(Saved entries)
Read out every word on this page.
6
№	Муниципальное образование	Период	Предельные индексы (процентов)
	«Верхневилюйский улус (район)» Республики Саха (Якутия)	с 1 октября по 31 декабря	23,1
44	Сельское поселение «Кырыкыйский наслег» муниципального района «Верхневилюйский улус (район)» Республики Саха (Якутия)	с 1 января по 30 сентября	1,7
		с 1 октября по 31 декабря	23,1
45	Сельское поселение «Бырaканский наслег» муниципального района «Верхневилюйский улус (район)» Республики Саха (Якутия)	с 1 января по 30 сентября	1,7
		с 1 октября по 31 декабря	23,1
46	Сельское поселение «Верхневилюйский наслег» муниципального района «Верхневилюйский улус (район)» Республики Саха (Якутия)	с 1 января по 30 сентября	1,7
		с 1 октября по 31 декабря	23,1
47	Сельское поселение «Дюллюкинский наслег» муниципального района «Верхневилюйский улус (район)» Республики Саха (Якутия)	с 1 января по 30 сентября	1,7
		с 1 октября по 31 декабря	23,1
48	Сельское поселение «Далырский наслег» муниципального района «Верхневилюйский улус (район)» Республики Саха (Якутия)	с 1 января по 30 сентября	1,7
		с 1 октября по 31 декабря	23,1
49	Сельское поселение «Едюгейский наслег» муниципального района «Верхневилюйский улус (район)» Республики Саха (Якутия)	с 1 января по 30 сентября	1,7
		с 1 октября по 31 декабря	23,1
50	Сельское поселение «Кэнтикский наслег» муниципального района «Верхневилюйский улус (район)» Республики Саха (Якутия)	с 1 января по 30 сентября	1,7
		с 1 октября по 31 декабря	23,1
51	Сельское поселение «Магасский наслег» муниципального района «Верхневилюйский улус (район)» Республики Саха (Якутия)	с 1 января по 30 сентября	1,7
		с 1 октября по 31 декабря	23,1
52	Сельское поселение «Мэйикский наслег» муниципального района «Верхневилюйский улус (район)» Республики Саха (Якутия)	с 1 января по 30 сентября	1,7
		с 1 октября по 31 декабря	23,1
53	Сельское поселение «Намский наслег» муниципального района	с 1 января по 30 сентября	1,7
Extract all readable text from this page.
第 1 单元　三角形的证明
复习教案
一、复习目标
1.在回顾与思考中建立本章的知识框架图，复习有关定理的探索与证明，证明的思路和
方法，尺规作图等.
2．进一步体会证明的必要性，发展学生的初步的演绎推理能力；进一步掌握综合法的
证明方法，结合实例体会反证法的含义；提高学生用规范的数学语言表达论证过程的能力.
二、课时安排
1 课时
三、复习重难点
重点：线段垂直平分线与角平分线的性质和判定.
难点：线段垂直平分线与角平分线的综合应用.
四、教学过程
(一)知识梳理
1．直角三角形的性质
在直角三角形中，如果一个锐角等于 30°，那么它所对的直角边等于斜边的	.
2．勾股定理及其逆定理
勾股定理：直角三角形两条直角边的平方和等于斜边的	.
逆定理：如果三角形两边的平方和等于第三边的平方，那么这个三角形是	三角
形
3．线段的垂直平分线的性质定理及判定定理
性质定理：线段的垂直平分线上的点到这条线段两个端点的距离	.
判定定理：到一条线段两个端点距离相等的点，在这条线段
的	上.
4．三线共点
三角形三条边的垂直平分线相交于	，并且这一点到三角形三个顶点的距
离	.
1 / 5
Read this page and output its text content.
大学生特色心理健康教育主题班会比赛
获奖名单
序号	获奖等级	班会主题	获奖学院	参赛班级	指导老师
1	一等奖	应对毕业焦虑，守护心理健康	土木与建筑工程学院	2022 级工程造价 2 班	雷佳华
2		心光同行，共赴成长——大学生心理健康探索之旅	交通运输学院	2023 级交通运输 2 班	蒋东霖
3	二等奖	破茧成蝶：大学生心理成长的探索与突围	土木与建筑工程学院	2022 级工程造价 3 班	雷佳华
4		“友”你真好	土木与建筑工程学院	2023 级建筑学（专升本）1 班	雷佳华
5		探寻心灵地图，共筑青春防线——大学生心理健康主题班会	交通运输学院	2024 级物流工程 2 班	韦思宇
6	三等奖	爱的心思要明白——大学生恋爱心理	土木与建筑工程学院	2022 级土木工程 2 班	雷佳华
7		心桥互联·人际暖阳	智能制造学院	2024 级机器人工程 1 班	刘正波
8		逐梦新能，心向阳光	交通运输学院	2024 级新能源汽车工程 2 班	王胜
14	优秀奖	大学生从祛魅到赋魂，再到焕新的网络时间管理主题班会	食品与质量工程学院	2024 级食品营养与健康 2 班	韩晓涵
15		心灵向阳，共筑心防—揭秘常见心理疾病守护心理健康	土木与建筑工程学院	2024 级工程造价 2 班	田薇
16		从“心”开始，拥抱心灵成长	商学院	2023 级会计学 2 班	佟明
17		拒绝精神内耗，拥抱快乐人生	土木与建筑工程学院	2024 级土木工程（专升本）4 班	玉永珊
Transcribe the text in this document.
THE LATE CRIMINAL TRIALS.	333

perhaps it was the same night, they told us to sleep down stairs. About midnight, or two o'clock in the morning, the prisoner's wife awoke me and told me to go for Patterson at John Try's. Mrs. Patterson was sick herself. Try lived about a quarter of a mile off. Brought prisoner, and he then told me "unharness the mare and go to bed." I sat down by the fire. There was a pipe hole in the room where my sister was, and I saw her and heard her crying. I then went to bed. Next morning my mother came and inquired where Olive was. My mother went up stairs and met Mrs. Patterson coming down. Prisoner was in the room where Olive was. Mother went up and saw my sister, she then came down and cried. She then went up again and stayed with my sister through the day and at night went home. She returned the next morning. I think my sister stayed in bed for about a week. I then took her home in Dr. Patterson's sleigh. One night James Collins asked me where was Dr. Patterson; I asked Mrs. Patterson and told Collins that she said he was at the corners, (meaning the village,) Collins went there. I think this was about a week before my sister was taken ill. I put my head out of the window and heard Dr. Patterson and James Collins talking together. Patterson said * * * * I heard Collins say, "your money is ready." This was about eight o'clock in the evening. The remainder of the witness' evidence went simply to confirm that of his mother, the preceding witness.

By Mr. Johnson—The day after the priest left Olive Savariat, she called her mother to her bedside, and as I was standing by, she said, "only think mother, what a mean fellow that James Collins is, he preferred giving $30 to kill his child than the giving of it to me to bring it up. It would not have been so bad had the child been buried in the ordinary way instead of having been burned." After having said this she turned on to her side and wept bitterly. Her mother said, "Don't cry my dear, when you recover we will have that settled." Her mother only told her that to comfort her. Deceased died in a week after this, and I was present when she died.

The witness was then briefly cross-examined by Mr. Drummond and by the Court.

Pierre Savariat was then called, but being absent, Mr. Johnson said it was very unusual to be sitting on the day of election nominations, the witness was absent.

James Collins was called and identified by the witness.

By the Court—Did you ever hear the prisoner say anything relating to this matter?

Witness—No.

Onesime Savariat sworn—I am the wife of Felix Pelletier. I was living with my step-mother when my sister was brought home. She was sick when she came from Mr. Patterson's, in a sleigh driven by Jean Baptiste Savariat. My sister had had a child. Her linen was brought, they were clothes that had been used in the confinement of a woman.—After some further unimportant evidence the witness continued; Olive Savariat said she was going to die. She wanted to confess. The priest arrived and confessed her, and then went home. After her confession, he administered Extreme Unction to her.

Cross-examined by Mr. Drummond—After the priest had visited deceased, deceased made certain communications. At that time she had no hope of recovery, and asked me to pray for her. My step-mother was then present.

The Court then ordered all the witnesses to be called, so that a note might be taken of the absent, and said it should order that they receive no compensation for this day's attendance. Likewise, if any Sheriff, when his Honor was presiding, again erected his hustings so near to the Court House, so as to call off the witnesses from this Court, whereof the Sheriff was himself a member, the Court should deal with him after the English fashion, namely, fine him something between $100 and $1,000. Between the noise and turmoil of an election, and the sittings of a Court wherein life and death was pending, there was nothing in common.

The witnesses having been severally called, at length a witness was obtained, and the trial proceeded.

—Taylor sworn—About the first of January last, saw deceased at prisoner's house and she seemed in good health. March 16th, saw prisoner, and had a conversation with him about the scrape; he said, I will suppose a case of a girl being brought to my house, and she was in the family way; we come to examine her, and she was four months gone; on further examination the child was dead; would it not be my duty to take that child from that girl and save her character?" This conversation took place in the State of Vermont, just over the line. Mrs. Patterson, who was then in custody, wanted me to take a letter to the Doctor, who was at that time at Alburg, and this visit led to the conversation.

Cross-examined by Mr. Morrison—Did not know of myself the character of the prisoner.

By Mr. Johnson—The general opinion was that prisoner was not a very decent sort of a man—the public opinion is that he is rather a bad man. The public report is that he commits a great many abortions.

WORK INSTRUCTIONS: Spot every line that holds "sworn" and copy it.

RESPONSE BELOW:
Onesime Savariat sworn—I am the wife of Felix Pelletier. I was living with my step-mother when my sister was brought home. She was sick when she came from Mr. Patterson's, in a sleigh driven by Jean Baptiste Savariat. My sister had had a child. Her linen was brought, they were clothes that had been used in the confinement of a woman.—After some further unimportant evidence the witness continued; Olive Savariat said she was going to die. She wanted to confess. The priest arrived and confessed her, and then went home. After her confession, he administered Extreme Unction to her.
—Taylor sworn—About the first of January last, saw deceased at prisoner's house and she seemed in good health. March 16th, saw prisoner, and had a conversation with him about the scrape; he said, I will suppose a case of a girl being brought to my house, and she was in the family way; we come to examine her, and she was four months gone; on further examination the child was dead; would it not be my duty to take that child from that girl and save her character?" This conversation took place in the State of Vermont, just over the line. Mrs. Patterson, who was then in custody, wanted me to take a letter to the Doctor, who was at that time at Alburg, and this visit led to the conversation.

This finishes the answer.